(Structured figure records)
— start —

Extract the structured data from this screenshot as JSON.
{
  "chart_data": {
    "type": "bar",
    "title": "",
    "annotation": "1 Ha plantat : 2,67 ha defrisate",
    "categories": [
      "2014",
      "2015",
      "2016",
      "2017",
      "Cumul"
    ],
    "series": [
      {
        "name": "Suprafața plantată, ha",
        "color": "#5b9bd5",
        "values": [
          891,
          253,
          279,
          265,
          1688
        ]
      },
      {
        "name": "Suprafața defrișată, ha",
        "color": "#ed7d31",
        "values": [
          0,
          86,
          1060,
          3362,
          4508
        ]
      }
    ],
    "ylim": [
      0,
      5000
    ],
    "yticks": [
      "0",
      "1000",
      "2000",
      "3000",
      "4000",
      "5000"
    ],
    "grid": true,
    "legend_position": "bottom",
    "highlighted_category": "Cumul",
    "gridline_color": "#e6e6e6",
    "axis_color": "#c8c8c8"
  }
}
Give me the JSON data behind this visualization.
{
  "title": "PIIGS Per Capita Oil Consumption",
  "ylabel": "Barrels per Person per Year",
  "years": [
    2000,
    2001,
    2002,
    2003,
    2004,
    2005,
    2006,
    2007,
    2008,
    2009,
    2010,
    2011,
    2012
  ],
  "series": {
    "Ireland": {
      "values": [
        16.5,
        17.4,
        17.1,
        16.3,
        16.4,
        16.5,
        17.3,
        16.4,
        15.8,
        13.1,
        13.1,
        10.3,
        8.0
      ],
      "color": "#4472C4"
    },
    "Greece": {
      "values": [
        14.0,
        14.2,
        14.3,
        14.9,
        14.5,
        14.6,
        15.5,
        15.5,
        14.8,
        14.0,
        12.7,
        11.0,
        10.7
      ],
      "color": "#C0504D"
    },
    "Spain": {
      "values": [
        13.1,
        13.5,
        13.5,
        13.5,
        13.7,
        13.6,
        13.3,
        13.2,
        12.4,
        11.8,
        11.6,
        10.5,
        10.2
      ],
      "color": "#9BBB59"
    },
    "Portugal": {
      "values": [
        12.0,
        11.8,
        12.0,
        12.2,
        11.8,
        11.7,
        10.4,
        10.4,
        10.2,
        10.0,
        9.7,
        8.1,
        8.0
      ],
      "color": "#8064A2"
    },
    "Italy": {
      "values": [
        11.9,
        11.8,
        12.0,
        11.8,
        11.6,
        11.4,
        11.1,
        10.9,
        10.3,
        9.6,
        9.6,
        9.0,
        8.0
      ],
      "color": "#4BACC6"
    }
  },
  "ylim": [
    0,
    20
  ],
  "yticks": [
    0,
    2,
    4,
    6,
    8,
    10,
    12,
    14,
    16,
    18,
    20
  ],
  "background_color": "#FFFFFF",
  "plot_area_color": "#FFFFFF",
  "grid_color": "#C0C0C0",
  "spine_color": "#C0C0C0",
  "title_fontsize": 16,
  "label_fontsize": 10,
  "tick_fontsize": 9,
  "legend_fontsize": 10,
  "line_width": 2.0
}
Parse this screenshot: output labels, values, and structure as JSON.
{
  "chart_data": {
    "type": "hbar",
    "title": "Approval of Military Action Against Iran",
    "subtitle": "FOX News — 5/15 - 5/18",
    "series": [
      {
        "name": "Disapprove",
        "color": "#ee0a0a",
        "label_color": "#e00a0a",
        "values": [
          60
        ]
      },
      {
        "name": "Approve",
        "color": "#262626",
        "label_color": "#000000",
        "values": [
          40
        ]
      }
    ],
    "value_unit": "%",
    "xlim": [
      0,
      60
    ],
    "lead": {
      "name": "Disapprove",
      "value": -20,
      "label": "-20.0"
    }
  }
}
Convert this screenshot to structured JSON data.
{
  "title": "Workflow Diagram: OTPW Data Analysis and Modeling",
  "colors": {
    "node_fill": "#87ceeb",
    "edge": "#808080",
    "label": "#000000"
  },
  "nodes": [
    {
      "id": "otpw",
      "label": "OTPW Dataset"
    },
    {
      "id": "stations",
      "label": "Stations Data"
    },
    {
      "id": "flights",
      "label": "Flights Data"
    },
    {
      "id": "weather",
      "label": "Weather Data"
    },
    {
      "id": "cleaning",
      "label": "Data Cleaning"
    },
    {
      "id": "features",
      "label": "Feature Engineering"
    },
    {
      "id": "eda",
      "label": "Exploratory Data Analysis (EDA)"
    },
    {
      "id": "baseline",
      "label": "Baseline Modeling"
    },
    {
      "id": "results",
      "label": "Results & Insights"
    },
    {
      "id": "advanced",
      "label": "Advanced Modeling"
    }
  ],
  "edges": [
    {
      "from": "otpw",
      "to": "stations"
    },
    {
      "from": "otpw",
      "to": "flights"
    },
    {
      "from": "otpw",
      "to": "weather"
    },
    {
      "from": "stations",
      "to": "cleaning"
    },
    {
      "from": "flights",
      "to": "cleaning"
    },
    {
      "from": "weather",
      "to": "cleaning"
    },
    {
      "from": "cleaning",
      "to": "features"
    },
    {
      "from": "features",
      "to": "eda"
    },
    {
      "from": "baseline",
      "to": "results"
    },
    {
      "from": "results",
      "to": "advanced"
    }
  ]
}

— end —

EXERCISE REQUIREMENTS. Quote every entry exactly.

FINAL RESULT.
Extract the structured data from this screenshot as JSON.
{
  "chart_data": {
    "type": "bar",
    "title": "",
    "annotation": "1 Ha plantat : 2,67 ha defrisate",
    "categories": [
      "2014",
      "2015",
      "2016",
      "2017",
      "Cumul"
    ],
    "series": [
      {
        "name": "Suprafața plantată, ha",
        "color": "#5b9bd5",
        "values": [
          891,
          253,
          279,
          265,
          1688
        ]
      },
      {
        "name": "Suprafața defrișată, ha",
        "color": "#ed7d31",
        "values": [
          0,
          86,
          1060,
          3362,
          4508
        ]
      }
    ],
    "ylim": [
      0,
      5000
    ],
    "yticks": [
      "0",
      "1000",
      "2000",
      "3000",
      "4000",
      "5000"
    ],
    "grid": true,
    "legend_position": "bottom",
    "highlighted_category": "Cumul",
    "gridline_color": "#e6e6e6",
    "axis_color": "#c8c8c8"
  }
}
Give me the JSON data behind this visualization.
{
  "title": "PIIGS Per Capita Oil Consumption",
  "ylabel": "Barrels per Person per Year",
  "years": [
    2000,
    2001,
    2002,
    2003,
    2004,
    2005,
    2006,
    2007,
    2008,
    2009,
    2010,
    2011,
    2012
  ],
  "series": {
    "Ireland": {
      "values": [
        16.5,
        17.4,
        17.1,
        16.3,
        16.4,
        16.5,
        17.3,
        16.4,
        15.8,
        13.1,
        13.1,
        10.3,
        8.0
      ],
      "color": "#4472C4"
    },
    "Greece": {
      "values": [
        14.0,
        14.2,
        14.3,
        14.9,
        14.5,
        14.6,
        15.5,
        15.5,
        14.8,
        14.0,
        12.7,
        11.0,
        10.7
      ],
      "color": "#C0504D"
    },
    "Spain": {
      "values": [
        13.1,
        13.5,
        13.5,
        13.5,
        13.7,
        13.6,
        13.3,
        13.2,
        12.4,
        11.8,
        11.6,
        10.5,
        10.2
      ],
      "color": "#9BBB59"
    },
    "Portugal": {
      "values": [
        12.0,
        11.8,
        12.0,
        12.2,
        11.8,
        11.7,
        10.4,
        10.4,
        10.2,
        10.0,
        9.7,
        8.1,
        8.0
      ],
      "color": "#8064A2"
    },
    "Italy": {
      "values": [
        11.9,
        11.8,
        12.0,
        11.8,
        11.6,
        11.4,
        11.1,
        10.9,
        10.3,
        9.6,
        9.6,
        9.0,
        8.0
      ],
      "color": "#4BACC6"
    }
  },
  "ylim": [
    0,
    20
  ],
  "yticks": [
    0,
    2,
    4,
    6,
    8,
    10,
    12,
    14,
    16,
    18,
    20
  ],
  "background_color": "#FFFFFF",
  "plot_area_color": "#FFFFFF",
  "grid_color": "#C0C0C0",
  "spine_color": "#C0C0C0",
  "title_fontsize": 16,
  "label_fontsize": 10,
  "tick_fontsize": 9,
  "legend_fontsize": 10,
  "line_width": 2.0
}
Parse this screenshot: output labels, values, and structure as JSON.
{
  "chart_data": {
    "type": "hbar",
    "title": "Approval of Military Action Against Iran",
    "subtitle": "FOX News — 5/15 - 5/18",
    "series": [
      {
        "name": "Disapprove",
        "color": "#ee0a0a",
        "label_color": "#e00a0a",
        "values": [
          60
        ]
      },
      {
        "name": "Approve",
        "color": "#262626",
        "label_color": "#000000",
        "values": [
          40
        ]
      }
    ],
    "value_unit": "%",
    "xlim": [
      0,
      60
    ],
    "lead": {
      "name": "Disapprove",
      "value": -20,
      "label": "-20.0"
    }
  }
}
Convert this screenshot to structured JSON data.
{
  "title": "Workflow Diagram: OTPW Data Analysis and Modeling",
  "colors": {
    "node_fill": "#87ceeb",
    "edge": "#808080",
    "label": "#000000"
  },
  "nodes": [
    {
      "id": "otpw",
      "label": "OTPW Dataset"
    },
    {
      "id": "stations",
      "label": "Stations Data"
    },
    {
      "id": "flights",
      "label": "Flights Data"
    },
    {
      "id": "weather",
      "label": "Weather Data"
    },
    {
      "id": "cleaning",
      "label": "Data Cleaning"
    },
    {
      "id": "features",
      "label": "Feature Engineering"
    },
    {
      "id": "eda",
      "label": "Exploratory Data Analysis (EDA)"
    },
    {
      "id": "baseline",
      "label": "Baseline Modeling"
    },
    {
      "id": "results",
      "label": "Results & Insights"
    },
    {
      "id": "advanced",
      "label": "Advanced Modeling"
    }
  ],
  "edges": [
    {
      "from": "otpw",
      "to": "stations"
    },
    {
      "from": "otpw",
      "to": "flights"
    },
    {
      "from": "otpw",
      "to": "weather"
    },
    {
      "from": "stations",
      "to": "cleaning"
    },
    {
      "from": "flights",
      "to": "cleaning"
    },
    {
      "from": "weather",
      "to": "cleaning"
    },
    {
      "from": "cleaning",
      "to": "features"
    },
    {
      "from": "features",
      "to": "eda"
    },
    {
      "from": "baseline",
      "to": "results"
    },
    {
      "from": "results",
      "to": "advanced"
    }
  ]
}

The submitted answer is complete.